Dataset items »
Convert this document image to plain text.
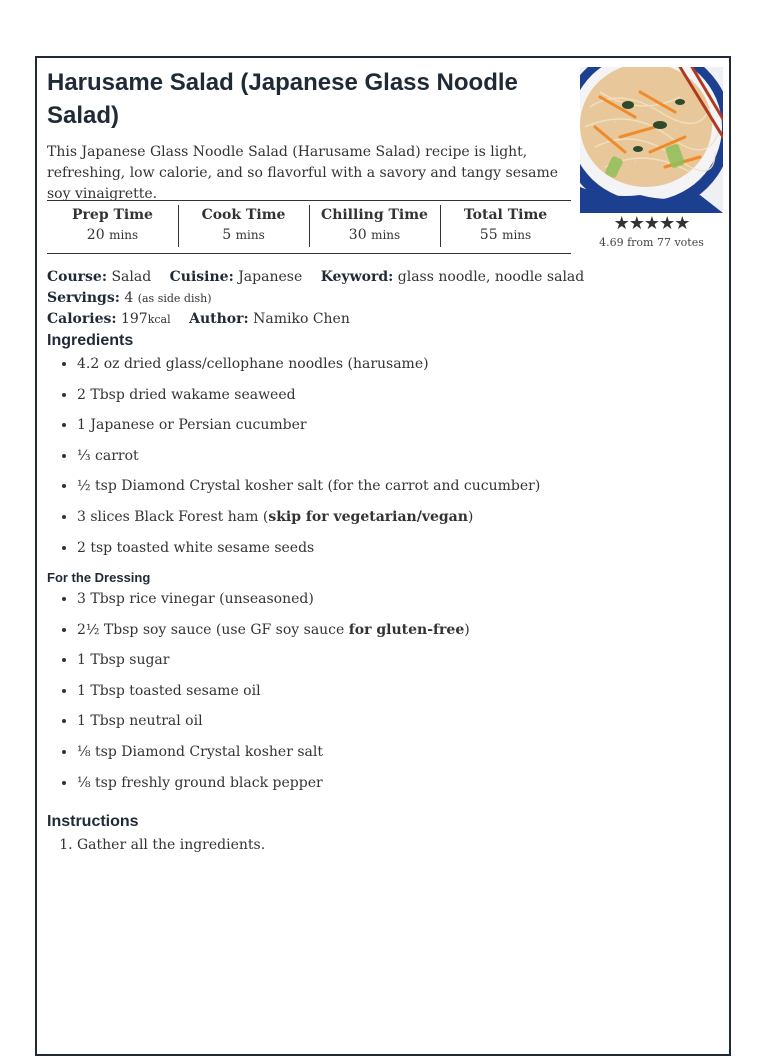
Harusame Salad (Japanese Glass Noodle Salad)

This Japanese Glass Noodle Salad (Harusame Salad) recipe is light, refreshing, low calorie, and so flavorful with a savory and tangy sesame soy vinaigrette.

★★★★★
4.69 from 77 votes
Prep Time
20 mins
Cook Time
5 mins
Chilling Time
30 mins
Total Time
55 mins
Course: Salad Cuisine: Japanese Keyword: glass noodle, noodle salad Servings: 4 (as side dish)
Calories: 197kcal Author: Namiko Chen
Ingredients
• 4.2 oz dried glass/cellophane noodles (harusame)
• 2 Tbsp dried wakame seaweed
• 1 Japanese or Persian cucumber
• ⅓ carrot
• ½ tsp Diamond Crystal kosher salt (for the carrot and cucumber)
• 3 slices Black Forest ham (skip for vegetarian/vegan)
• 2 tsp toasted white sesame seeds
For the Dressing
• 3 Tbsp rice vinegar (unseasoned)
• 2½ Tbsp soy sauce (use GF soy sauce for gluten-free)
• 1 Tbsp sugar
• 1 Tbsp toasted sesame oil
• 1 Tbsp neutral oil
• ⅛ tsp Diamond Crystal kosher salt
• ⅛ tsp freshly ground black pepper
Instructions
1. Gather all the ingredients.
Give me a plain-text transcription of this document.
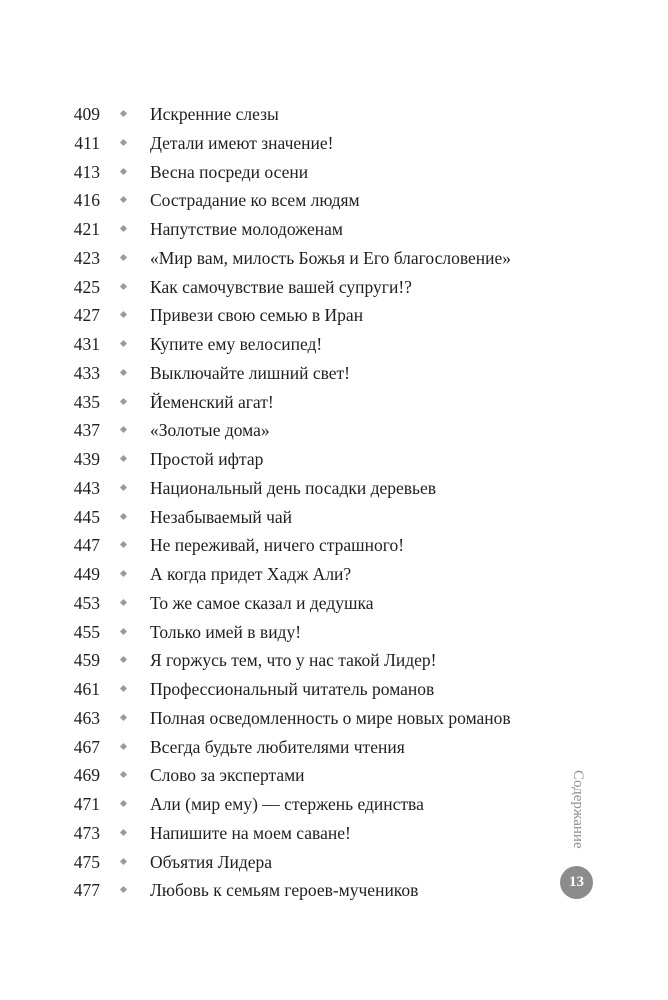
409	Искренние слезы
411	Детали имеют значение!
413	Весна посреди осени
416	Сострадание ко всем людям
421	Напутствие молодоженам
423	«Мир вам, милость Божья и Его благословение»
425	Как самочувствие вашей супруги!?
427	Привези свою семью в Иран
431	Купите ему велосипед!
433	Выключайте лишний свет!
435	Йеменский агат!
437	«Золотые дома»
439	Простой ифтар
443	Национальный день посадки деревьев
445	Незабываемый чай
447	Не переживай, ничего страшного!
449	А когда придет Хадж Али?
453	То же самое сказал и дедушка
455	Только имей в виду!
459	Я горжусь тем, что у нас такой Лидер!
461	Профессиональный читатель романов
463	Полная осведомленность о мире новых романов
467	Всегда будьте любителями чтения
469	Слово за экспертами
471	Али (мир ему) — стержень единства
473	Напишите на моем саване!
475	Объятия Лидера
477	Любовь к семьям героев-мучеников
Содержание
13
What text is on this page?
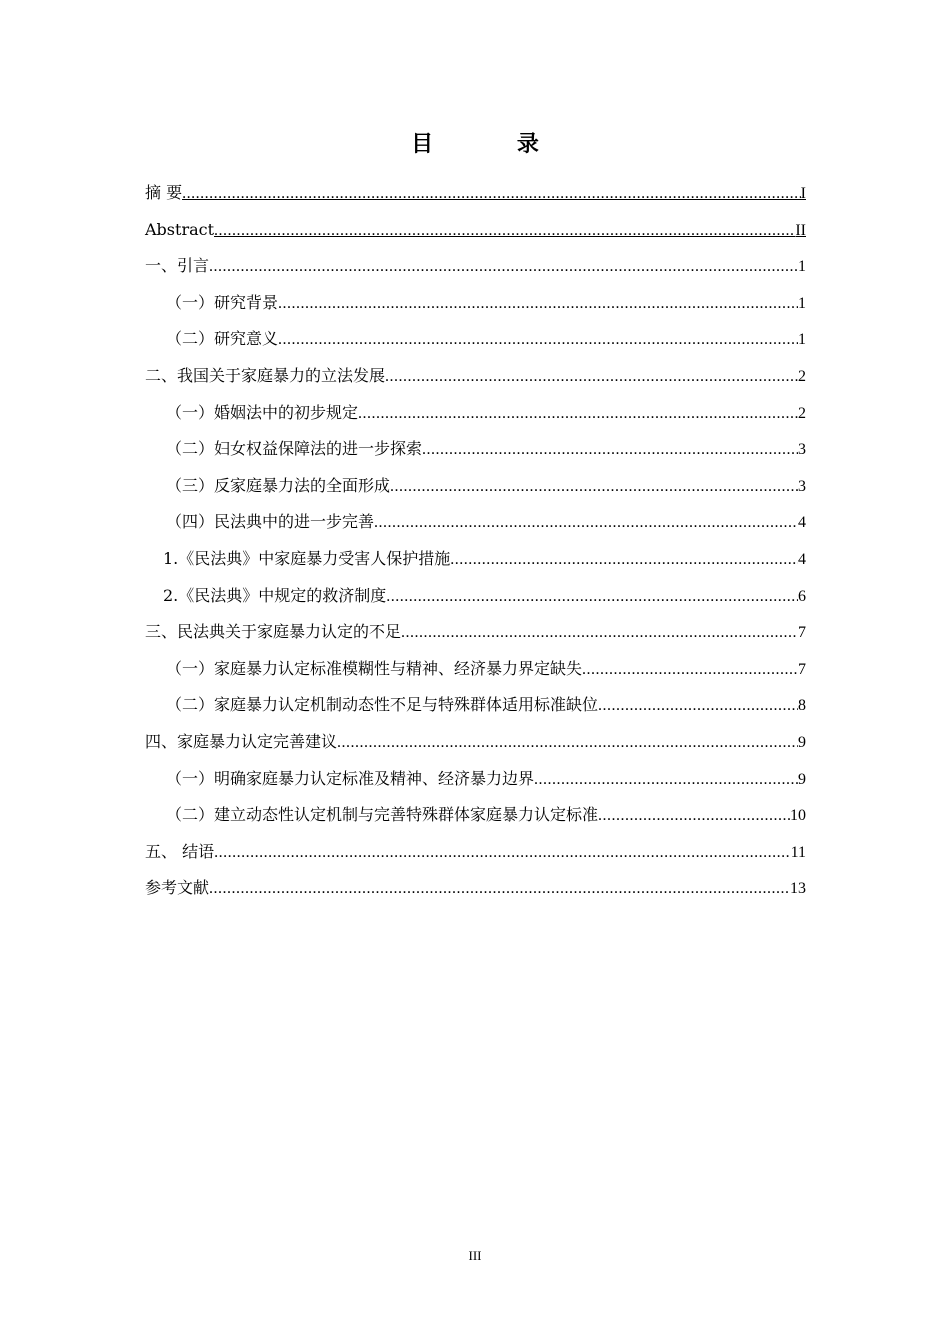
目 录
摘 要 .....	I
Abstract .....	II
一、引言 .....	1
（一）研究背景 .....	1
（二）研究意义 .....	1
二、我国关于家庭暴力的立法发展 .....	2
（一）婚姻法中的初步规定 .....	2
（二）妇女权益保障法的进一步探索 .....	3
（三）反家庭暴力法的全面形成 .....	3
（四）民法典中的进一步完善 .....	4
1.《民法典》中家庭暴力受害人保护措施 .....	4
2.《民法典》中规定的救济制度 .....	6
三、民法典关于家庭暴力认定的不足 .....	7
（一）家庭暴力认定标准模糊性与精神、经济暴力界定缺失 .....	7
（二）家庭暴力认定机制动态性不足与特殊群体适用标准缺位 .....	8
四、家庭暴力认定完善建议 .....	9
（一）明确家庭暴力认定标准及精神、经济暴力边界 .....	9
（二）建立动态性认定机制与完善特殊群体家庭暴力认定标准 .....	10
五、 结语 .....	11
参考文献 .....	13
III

* * *

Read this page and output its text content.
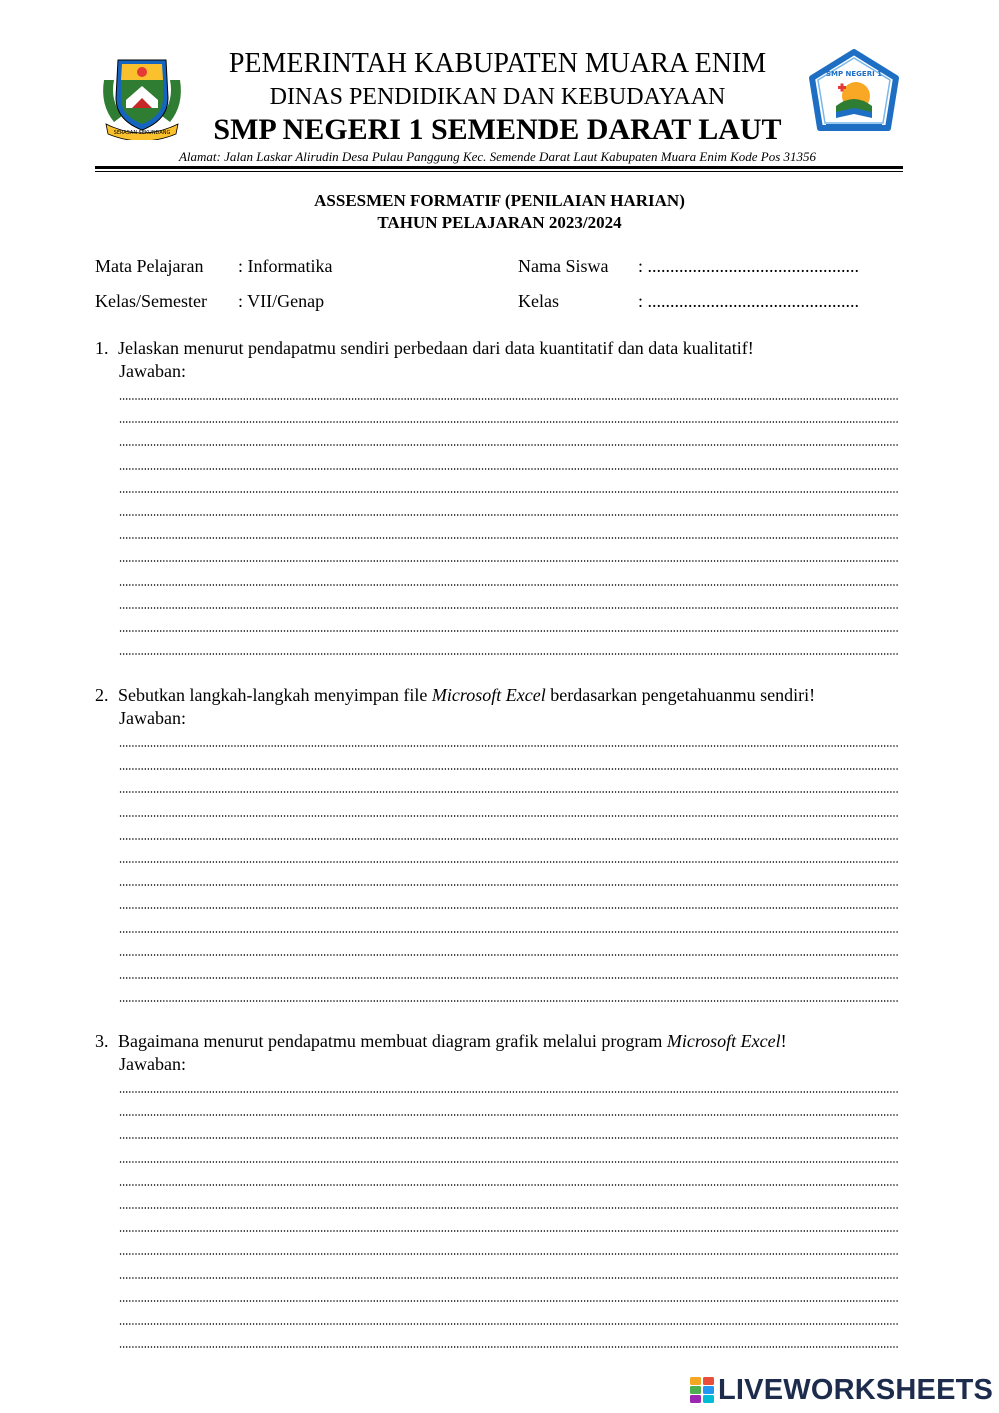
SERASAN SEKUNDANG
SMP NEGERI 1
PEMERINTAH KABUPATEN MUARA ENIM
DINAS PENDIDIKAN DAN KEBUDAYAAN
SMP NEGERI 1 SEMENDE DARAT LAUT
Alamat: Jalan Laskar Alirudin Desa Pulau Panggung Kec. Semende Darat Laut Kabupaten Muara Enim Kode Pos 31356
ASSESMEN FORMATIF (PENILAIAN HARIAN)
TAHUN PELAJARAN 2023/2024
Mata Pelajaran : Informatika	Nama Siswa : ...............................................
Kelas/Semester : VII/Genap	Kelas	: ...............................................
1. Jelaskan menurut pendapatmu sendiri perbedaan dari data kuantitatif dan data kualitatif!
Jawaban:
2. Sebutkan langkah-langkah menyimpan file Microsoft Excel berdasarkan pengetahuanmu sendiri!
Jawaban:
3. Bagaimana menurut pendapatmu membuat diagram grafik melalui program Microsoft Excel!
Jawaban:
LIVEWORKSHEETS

What you are asked to do » In how many lines of the data does the string "Salad" appear? Give only the number.

Task output » 3